### [What you need to do]
Copy all of the records below verbatim.

Extracted data entries:
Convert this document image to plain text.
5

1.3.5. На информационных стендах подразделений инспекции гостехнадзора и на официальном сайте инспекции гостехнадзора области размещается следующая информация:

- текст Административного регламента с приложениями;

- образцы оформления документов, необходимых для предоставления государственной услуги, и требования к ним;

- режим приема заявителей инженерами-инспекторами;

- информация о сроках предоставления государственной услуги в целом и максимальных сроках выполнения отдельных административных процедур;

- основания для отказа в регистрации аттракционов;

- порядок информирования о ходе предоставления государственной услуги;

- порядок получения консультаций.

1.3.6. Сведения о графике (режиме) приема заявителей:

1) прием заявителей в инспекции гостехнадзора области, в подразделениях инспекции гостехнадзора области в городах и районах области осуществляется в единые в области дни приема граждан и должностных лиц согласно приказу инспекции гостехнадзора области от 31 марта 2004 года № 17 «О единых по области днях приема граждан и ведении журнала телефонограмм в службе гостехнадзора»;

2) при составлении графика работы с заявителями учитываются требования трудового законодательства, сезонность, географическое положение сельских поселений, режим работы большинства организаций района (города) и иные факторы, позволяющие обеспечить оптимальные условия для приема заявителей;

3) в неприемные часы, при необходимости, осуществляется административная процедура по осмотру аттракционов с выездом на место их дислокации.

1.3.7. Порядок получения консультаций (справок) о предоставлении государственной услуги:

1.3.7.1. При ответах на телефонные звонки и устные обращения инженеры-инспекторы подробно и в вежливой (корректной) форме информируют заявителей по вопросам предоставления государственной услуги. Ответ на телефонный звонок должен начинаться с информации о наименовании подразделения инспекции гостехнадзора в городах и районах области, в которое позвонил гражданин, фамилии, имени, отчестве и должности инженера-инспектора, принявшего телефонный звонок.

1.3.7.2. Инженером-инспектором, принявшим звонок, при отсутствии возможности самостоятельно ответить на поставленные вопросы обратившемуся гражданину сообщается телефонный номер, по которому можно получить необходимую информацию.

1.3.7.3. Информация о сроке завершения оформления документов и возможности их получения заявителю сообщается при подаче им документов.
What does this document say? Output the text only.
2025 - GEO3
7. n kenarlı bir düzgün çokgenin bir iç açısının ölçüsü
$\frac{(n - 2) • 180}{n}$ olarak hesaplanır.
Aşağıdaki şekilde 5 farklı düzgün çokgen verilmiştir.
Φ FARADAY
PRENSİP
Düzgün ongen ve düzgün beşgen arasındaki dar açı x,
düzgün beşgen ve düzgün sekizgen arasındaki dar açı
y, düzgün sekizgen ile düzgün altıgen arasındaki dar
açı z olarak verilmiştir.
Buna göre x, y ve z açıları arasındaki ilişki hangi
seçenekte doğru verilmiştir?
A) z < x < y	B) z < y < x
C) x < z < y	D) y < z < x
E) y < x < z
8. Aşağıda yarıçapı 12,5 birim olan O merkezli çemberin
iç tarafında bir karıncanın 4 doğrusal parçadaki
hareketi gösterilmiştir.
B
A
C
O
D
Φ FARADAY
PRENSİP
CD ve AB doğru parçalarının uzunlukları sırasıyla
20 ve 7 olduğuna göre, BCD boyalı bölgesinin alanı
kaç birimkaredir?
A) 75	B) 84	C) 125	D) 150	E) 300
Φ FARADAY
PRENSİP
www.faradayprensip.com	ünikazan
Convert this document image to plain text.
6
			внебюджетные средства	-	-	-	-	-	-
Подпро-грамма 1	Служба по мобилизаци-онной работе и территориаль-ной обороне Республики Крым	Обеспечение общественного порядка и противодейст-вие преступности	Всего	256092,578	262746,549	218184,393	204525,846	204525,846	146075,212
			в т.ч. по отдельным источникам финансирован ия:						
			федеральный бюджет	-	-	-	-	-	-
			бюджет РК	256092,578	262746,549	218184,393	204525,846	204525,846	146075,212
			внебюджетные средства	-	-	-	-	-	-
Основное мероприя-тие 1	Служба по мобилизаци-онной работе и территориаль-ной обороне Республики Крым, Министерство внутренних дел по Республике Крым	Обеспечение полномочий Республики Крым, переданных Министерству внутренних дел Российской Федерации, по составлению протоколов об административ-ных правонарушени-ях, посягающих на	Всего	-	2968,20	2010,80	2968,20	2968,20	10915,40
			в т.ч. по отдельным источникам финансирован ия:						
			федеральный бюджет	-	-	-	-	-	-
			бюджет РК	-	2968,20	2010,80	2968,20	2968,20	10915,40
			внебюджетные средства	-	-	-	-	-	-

### [Result below]
Convert this document image to plain text.
5

1.3.5. На информационных стендах подразделений инспекции гостехнадзора и на официальном сайте инспекции гостехнадзора области размещается следующая информация:

- текст Административного регламента с приложениями;

- образцы оформления документов, необходимых для предоставления государственной услуги, и требования к ним;

- режим приема заявителей инженерами-инспекторами;

- информация о сроках предоставления государственной услуги в целом и максимальных сроках выполнения отдельных административных процедур;

- основания для отказа в регистрации аттракционов;

- порядок информирования о ходе предоставления государственной услуги;

- порядок получения консультаций.

1.3.6. Сведения о графике (режиме) приема заявителей:

1) прием заявителей в инспекции гостехнадзора области, в подразделениях инспекции гостехнадзора области в городах и районах области осуществляется в единые в области дни приема граждан и должностных лиц согласно приказу инспекции гостехнадзора области от 31 марта 2004 года № 17 «О единых по области днях приема граждан и ведении журнала телефонограмм в службе гостехнадзора»;

2) при составлении графика работы с заявителями учитываются требования трудового законодательства, сезонность, географическое положение сельских поселений, режим работы большинства организаций района (города) и иные факторы, позволяющие обеспечить оптимальные условия для приема заявителей;

3) в неприемные часы, при необходимости, осуществляется административная процедура по осмотру аттракционов с выездом на место их дислокации.

1.3.7. Порядок получения консультаций (справок) о предоставлении государственной услуги:

1.3.7.1. При ответах на телефонные звонки и устные обращения инженеры-инспекторы подробно и в вежливой (корректной) форме информируют заявителей по вопросам предоставления государственной услуги. Ответ на телефонный звонок должен начинаться с информации о наименовании подразделения инспекции гостехнадзора в городах и районах области, в которое позвонил гражданин, фамилии, имени, отчестве и должности инженера-инспектора, принявшего телефонный звонок.

1.3.7.2. Инженером-инспектором, принявшим звонок, при отсутствии возможности самостоятельно ответить на поставленные вопросы обратившемуся гражданину сообщается телефонный номер, по которому можно получить необходимую информацию.

1.3.7.3. Информация о сроке завершения оформления документов и возможности их получения заявителю сообщается при подаче им документов.
What does this document say? Output the text only.
2025 - GEO3
7. n kenarlı bir düzgün çokgenin bir iç açısının ölçüsü
$\frac{(n - 2) • 180}{n}$ olarak hesaplanır.
Aşağıdaki şekilde 5 farklı düzgün çokgen verilmiştir.
Φ FARADAY
PRENSİP
Düzgün ongen ve düzgün beşgen arasındaki dar açı x,
düzgün beşgen ve düzgün sekizgen arasındaki dar açı
y, düzgün sekizgen ile düzgün altıgen arasındaki dar
açı z olarak verilmiştir.
Buna göre x, y ve z açıları arasındaki ilişki hangi
seçenekte doğru verilmiştir?
A) z < x < y	B) z < y < x
C) x < z < y	D) y < z < x
E) y < x < z
8. Aşağıda yarıçapı 12,5 birim olan O merkezli çemberin
iç tarafında bir karıncanın 4 doğrusal parçadaki
hareketi gösterilmiştir.
B
A
C
O
D
Φ FARADAY
PRENSİP
CD ve AB doğru parçalarının uzunlukları sırasıyla
20 ve 7 olduğuna göre, BCD boyalı bölgesinin alanı
kaç birimkaredir?
A) 75	B) 84	C) 125	D) 150	E) 300
Φ FARADAY
PRENSİP
www.faradayprensip.com	ünikazan
Convert this document image to plain text.
6
			внебюджетные средства	-	-	-	-	-	-
Подпро-грамма 1	Служба по мобилизаци-онной работе и территориаль-ной обороне Республики Крым	Обеспечение общественного порядка и противодейст-вие преступности	Всего	256092,578	262746,549	218184,393	204525,846	204525,846	146075,212
			в т.ч. по отдельным источникам финансирован ия:						
			федеральный бюджет	-	-	-	-	-	-
			бюджет РК	256092,578	262746,549	218184,393	204525,846	204525,846	146075,212
			внебюджетные средства	-	-	-	-	-	-
Основное мероприя-тие 1	Служба по мобилизаци-онной работе и территориаль-ной обороне Республики Крым, Министерство внутренних дел по Республике Крым	Обеспечение полномочий Республики Крым, переданных Министерству внутренних дел Российской Федерации, по составлению протоколов об административ-ных правонарушени-ях, посягающих на	Всего	-	2968,20	2010,80	2968,20	2968,20	10915,40
			в т.ч. по отдельным источникам финансирован ия:						
			федеральный бюджет	-	-	-	-	-	-
			бюджет РК	-	2968,20	2010,80	2968,20	2968,20	10915,40
			внебюджетные средства	-	-	-	-	-	-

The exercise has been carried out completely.